Record list
START

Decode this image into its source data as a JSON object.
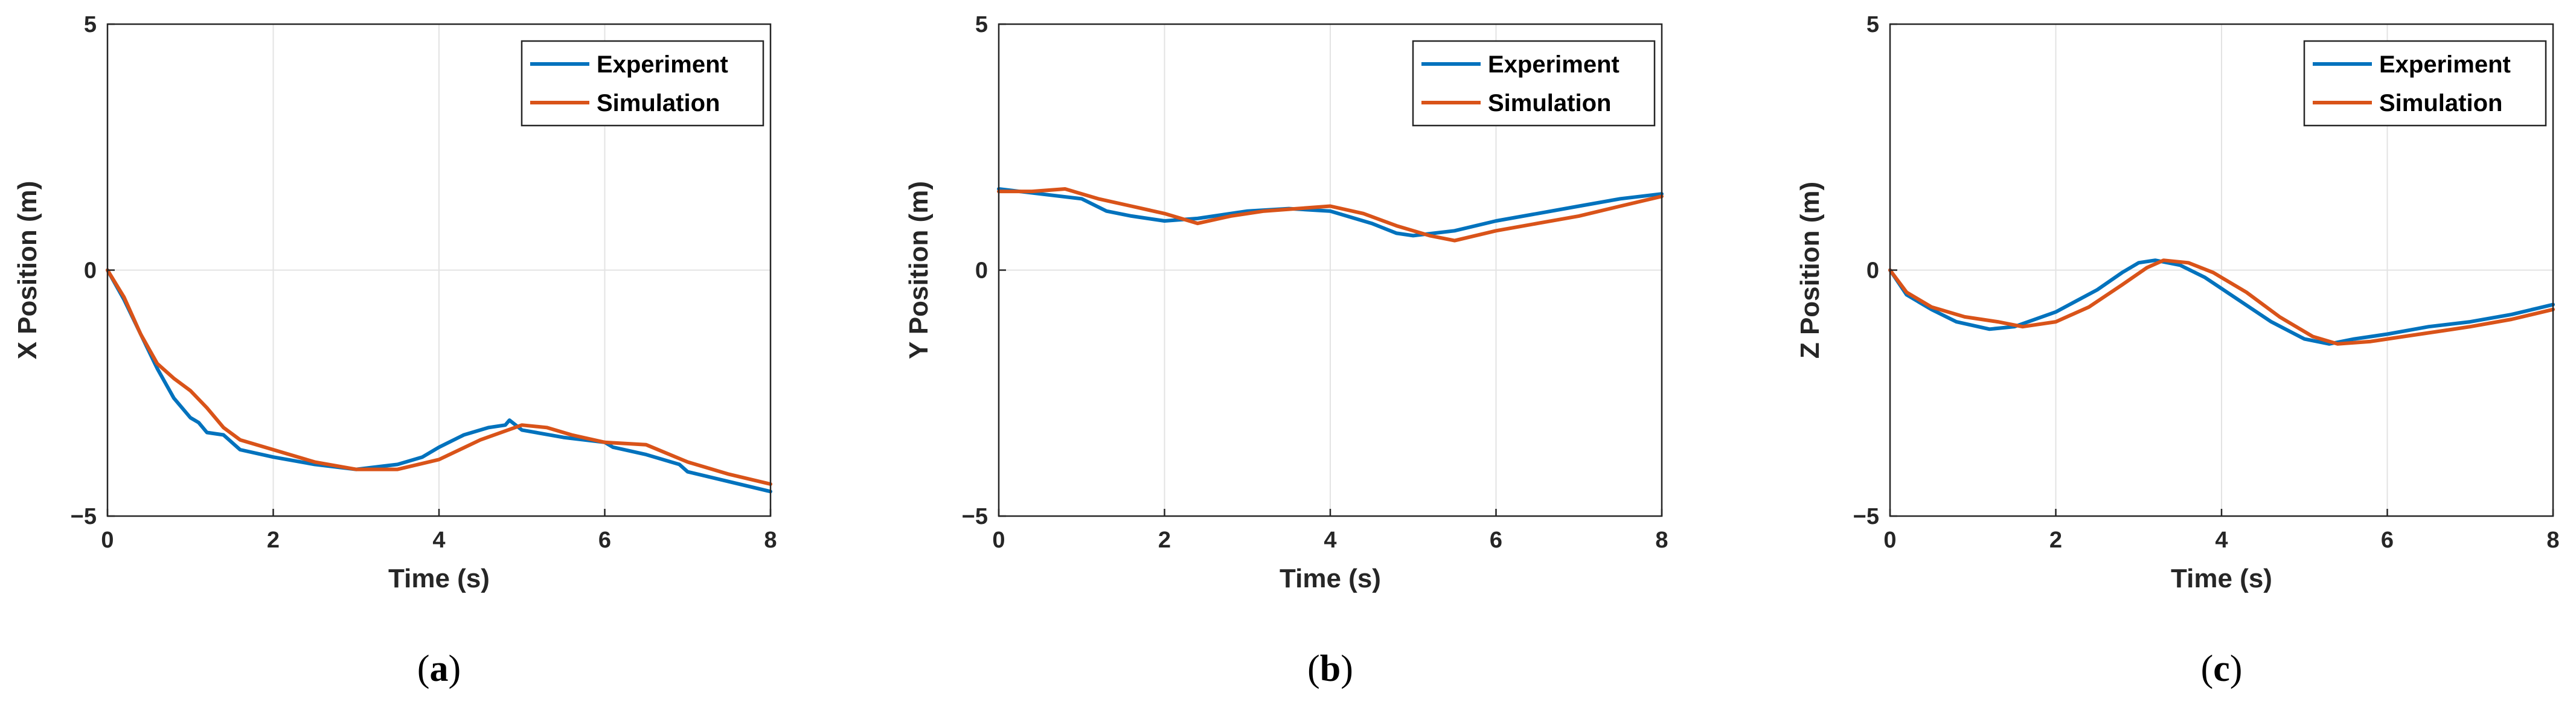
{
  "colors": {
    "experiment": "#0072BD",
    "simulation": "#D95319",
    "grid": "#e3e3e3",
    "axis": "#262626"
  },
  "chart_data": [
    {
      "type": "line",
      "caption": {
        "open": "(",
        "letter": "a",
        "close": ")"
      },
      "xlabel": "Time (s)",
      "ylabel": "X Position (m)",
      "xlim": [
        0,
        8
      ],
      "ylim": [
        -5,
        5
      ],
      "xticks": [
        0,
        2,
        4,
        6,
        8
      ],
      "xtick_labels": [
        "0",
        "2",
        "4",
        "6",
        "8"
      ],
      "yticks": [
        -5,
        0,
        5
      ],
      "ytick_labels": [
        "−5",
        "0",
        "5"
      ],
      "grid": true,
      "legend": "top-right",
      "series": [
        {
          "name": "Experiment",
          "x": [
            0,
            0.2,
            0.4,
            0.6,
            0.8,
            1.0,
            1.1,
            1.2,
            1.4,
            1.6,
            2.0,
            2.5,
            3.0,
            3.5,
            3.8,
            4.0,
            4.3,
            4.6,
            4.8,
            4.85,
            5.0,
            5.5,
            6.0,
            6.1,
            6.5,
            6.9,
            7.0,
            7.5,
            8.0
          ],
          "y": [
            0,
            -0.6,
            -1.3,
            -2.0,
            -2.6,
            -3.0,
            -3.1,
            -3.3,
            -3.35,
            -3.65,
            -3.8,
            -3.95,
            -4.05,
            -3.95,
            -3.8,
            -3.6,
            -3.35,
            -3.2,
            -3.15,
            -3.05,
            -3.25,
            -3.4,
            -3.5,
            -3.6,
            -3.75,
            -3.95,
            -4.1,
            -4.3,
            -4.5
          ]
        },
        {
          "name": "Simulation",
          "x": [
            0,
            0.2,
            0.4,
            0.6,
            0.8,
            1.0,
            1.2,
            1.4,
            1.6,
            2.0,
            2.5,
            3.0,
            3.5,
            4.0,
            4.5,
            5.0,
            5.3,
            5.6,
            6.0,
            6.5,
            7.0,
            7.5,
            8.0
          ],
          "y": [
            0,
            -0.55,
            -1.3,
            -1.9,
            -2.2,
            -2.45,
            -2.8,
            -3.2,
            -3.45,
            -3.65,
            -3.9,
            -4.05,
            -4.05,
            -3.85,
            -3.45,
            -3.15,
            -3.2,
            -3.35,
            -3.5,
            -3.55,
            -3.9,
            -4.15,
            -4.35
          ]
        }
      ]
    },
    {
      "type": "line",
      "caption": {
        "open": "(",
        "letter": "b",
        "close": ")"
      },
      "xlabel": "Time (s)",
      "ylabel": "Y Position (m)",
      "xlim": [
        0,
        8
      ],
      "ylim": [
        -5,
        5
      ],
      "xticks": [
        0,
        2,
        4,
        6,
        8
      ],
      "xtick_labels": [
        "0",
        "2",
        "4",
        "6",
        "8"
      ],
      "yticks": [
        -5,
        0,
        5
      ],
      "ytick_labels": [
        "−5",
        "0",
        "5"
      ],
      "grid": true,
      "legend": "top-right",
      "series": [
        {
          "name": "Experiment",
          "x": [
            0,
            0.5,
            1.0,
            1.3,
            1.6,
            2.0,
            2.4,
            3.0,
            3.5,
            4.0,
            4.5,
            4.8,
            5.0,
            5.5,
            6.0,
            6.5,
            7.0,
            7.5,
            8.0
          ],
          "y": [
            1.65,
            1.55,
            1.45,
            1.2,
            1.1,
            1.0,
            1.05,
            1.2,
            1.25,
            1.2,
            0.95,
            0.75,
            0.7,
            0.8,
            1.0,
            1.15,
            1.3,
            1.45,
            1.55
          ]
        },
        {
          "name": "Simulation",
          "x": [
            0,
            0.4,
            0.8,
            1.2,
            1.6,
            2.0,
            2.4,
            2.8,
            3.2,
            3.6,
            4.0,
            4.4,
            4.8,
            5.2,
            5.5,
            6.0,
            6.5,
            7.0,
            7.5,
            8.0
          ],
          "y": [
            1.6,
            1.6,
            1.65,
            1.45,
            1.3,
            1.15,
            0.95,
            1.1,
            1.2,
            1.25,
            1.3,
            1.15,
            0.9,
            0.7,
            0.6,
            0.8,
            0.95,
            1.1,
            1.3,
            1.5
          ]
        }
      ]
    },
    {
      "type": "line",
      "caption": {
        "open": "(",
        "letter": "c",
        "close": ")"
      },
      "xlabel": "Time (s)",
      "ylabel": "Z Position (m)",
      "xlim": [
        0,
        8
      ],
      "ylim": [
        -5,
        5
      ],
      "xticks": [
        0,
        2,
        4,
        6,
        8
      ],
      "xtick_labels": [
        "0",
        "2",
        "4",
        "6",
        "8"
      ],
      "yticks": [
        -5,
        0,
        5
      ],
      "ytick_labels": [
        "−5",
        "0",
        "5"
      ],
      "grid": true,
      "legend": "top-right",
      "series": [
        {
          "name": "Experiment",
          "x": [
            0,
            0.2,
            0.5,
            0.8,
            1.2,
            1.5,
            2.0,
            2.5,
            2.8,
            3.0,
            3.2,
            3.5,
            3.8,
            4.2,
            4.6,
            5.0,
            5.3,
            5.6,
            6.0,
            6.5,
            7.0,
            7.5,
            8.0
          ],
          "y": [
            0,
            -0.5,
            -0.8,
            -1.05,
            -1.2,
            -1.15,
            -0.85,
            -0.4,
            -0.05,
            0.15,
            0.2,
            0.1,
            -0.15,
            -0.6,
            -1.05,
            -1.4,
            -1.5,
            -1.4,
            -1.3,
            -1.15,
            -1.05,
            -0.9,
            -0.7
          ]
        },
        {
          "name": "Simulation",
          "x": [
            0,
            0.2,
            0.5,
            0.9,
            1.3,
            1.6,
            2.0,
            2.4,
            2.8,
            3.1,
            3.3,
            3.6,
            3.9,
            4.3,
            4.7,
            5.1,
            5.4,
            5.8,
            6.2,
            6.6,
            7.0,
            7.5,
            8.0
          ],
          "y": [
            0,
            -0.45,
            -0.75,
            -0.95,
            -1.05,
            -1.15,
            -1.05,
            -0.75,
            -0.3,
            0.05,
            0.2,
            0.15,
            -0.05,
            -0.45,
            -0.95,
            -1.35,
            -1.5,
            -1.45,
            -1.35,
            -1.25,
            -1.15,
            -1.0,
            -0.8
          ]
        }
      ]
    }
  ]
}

END

Instructions for the task
Repeat all of the records verbatim, leaving out the pictures.

Exercise result
Decode this image into its source data as a JSON object.
{
  "colors": {
    "experiment": "#0072BD",
    "simulation": "#D95319",
    "grid": "#e3e3e3",
    "axis": "#262626"
  },
  "chart_data": [
    {
      "type": "line",
      "caption": {
        "open": "(",
        "letter": "a",
        "close": ")"
      },
      "xlabel": "Time (s)",
      "ylabel": "X Position (m)",
      "xlim": [
        0,
        8
      ],
      "ylim": [
        -5,
        5
      ],
      "xticks": [
        0,
        2,
        4,
        6,
        8
      ],
      "xtick_labels": [
        "0",
        "2",
        "4",
        "6",
        "8"
      ],
      "yticks": [
        -5,
        0,
        5
      ],
      "ytick_labels": [
        "−5",
        "0",
        "5"
      ],
      "grid": true,
      "legend": "top-right",
      "series": [
        {
          "name": "Experiment",
          "x": [
            0,
            0.2,
            0.4,
            0.6,
            0.8,
            1.0,
            1.1,
            1.2,
            1.4,
            1.6,
            2.0,
            2.5,
            3.0,
            3.5,
            3.8,
            4.0,
            4.3,
            4.6,
            4.8,
            4.85,
            5.0,
            5.5,
            6.0,
            6.1,
            6.5,
            6.9,
            7.0,
            7.5,
            8.0
          ],
          "y": [
            0,
            -0.6,
            -1.3,
            -2.0,
            -2.6,
            -3.0,
            -3.1,
            -3.3,
            -3.35,
            -3.65,
            -3.8,
            -3.95,
            -4.05,
            -3.95,
            -3.8,
            -3.6,
            -3.35,
            -3.2,
            -3.15,
            -3.05,
            -3.25,
            -3.4,
            -3.5,
            -3.6,
            -3.75,
            -3.95,
            -4.1,
            -4.3,
            -4.5
          ]
        },
        {
          "name": "Simulation",
          "x": [
            0,
            0.2,
            0.4,
            0.6,
            0.8,
            1.0,
            1.2,
            1.4,
            1.6,
            2.0,
            2.5,
            3.0,
            3.5,
            4.0,
            4.5,
            5.0,
            5.3,
            5.6,
            6.0,
            6.5,
            7.0,
            7.5,
            8.0
          ],
          "y": [
            0,
            -0.55,
            -1.3,
            -1.9,
            -2.2,
            -2.45,
            -2.8,
            -3.2,
            -3.45,
            -3.65,
            -3.9,
            -4.05,
            -4.05,
            -3.85,
            -3.45,
            -3.15,
            -3.2,
            -3.35,
            -3.5,
            -3.55,
            -3.9,
            -4.15,
            -4.35
          ]
        }
      ]
    },
    {
      "type": "line",
      "caption": {
        "open": "(",
        "letter": "b",
        "close": ")"
      },
      "xlabel": "Time (s)",
      "ylabel": "Y Position (m)",
      "xlim": [
        0,
        8
      ],
      "ylim": [
        -5,
        5
      ],
      "xticks": [
        0,
        2,
        4,
        6,
        8
      ],
      "xtick_labels": [
        "0",
        "2",
        "4",
        "6",
        "8"
      ],
      "yticks": [
        -5,
        0,
        5
      ],
      "ytick_labels": [
        "−5",
        "0",
        "5"
      ],
      "grid": true,
      "legend": "top-right",
      "series": [
        {
          "name": "Experiment",
          "x": [
            0,
            0.5,
            1.0,
            1.3,
            1.6,
            2.0,
            2.4,
            3.0,
            3.5,
            4.0,
            4.5,
            4.8,
            5.0,
            5.5,
            6.0,
            6.5,
            7.0,
            7.5,
            8.0
          ],
          "y": [
            1.65,
            1.55,
            1.45,
            1.2,
            1.1,
            1.0,
            1.05,
            1.2,
            1.25,
            1.2,
            0.95,
            0.75,
            0.7,
            0.8,
            1.0,
            1.15,
            1.3,
            1.45,
            1.55
          ]
        },
        {
          "name": "Simulation",
          "x": [
            0,
            0.4,
            0.8,
            1.2,
            1.6,
            2.0,
            2.4,
            2.8,
            3.2,
            3.6,
            4.0,
            4.4,
            4.8,
            5.2,
            5.5,
            6.0,
            6.5,
            7.0,
            7.5,
            8.0
          ],
          "y": [
            1.6,
            1.6,
            1.65,
            1.45,
            1.3,
            1.15,
            0.95,
            1.1,
            1.2,
            1.25,
            1.3,
            1.15,
            0.9,
            0.7,
            0.6,
            0.8,
            0.95,
            1.1,
            1.3,
            1.5
          ]
        }
      ]
    },
    {
      "type": "line",
      "caption": {
        "open": "(",
        "letter": "c",
        "close": ")"
      },
      "xlabel": "Time (s)",
      "ylabel": "Z Position (m)",
      "xlim": [
        0,
        8
      ],
      "ylim": [
        -5,
        5
      ],
      "xticks": [
        0,
        2,
        4,
        6,
        8
      ],
      "xtick_labels": [
        "0",
        "2",
        "4",
        "6",
        "8"
      ],
      "yticks": [
        -5,
        0,
        5
      ],
      "ytick_labels": [
        "−5",
        "0",
        "5"
      ],
      "grid": true,
      "legend": "top-right",
      "series": [
        {
          "name": "Experiment",
          "x": [
            0,
            0.2,
            0.5,
            0.8,
            1.2,
            1.5,
            2.0,
            2.5,
            2.8,
            3.0,
            3.2,
            3.5,
            3.8,
            4.2,
            4.6,
            5.0,
            5.3,
            5.6,
            6.0,
            6.5,
            7.0,
            7.5,
            8.0
          ],
          "y": [
            0,
            -0.5,
            -0.8,
            -1.05,
            -1.2,
            -1.15,
            -0.85,
            -0.4,
            -0.05,
            0.15,
            0.2,
            0.1,
            -0.15,
            -0.6,
            -1.05,
            -1.4,
            -1.5,
            -1.4,
            -1.3,
            -1.15,
            -1.05,
            -0.9,
            -0.7
          ]
        },
        {
          "name": "Simulation",
          "x": [
            0,
            0.2,
            0.5,
            0.9,
            1.3,
            1.6,
            2.0,
            2.4,
            2.8,
            3.1,
            3.3,
            3.6,
            3.9,
            4.3,
            4.7,
            5.1,
            5.4,
            5.8,
            6.2,
            6.6,
            7.0,
            7.5,
            8.0
          ],
          "y": [
            0,
            -0.45,
            -0.75,
            -0.95,
            -1.05,
            -1.15,
            -1.05,
            -0.75,
            -0.3,
            0.05,
            0.2,
            0.15,
            -0.05,
            -0.45,
            -0.95,
            -1.35,
            -1.5,
            -1.45,
            -1.35,
            -1.25,
            -1.15,
            -1.0,
            -0.8
          ]
        }
      ]
    }
  ]
}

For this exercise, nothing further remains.